Lines that contain the string "Quantitative" are to be copied; leave out all others.
-------- Entries
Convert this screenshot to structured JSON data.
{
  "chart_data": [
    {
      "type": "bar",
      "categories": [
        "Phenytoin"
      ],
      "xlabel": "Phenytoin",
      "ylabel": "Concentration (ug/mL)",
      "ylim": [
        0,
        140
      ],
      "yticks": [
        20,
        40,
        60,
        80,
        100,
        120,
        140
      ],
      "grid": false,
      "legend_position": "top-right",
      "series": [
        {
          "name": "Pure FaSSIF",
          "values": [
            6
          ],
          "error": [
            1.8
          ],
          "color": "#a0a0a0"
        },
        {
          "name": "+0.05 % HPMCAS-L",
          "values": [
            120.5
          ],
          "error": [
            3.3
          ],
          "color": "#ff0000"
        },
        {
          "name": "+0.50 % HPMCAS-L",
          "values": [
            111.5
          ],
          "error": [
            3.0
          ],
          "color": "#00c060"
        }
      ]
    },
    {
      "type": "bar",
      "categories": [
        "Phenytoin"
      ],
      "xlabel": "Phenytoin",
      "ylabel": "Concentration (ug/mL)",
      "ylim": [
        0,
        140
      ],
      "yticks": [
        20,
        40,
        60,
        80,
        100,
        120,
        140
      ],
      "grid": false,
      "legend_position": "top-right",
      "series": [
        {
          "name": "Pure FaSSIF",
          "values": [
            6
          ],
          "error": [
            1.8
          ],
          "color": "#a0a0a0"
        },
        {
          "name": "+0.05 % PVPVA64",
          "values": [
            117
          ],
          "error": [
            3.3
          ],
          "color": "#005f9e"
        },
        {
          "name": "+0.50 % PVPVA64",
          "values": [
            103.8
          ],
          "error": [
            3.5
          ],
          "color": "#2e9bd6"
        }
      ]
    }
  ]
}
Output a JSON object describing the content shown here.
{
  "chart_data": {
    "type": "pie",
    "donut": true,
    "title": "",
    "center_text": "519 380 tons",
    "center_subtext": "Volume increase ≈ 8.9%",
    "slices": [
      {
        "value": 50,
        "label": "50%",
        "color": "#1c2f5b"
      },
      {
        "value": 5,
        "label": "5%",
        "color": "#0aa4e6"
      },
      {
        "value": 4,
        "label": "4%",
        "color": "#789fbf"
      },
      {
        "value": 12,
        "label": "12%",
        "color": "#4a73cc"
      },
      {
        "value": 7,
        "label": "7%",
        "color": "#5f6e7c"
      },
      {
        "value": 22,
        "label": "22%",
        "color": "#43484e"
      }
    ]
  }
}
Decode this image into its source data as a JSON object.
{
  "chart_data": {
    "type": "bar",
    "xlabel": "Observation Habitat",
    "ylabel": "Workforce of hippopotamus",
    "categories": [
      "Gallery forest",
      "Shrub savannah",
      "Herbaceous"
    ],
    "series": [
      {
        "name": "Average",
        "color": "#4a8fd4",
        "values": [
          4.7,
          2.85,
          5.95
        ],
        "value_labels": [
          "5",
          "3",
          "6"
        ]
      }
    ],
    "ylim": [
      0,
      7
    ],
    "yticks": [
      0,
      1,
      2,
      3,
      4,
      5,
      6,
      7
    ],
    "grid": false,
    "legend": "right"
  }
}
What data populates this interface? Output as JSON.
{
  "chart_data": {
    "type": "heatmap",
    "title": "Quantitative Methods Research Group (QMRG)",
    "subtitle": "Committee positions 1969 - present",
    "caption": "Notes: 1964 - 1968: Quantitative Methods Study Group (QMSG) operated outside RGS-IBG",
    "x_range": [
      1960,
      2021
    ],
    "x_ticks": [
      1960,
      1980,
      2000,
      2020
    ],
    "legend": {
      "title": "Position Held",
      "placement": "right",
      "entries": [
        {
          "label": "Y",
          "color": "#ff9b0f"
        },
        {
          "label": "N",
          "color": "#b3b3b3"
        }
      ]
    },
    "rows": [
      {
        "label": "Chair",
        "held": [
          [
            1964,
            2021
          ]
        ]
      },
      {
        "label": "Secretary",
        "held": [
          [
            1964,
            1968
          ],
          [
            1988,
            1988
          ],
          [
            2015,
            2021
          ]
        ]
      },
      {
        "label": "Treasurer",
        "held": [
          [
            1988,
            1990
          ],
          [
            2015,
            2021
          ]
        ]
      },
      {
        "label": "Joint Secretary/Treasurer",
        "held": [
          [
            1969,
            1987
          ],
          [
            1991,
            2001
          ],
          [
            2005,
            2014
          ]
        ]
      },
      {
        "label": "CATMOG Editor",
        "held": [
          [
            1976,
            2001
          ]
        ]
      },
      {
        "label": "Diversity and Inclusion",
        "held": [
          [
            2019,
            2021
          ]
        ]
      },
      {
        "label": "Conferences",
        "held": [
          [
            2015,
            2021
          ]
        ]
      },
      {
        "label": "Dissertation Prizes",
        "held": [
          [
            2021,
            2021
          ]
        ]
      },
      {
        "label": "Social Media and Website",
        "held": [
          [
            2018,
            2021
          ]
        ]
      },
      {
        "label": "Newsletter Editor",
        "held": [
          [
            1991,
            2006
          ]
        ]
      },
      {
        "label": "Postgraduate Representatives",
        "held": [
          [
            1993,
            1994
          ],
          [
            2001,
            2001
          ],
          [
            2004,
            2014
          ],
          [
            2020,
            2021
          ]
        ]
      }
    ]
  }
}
----------------
Solved problem:
    "title": "Quantitative Methods Research Group (QMRG)",
    "caption": "Notes: 1964 - 1968: Quantitative Methods Study Group (QMSG) operated outside RGS-IBG",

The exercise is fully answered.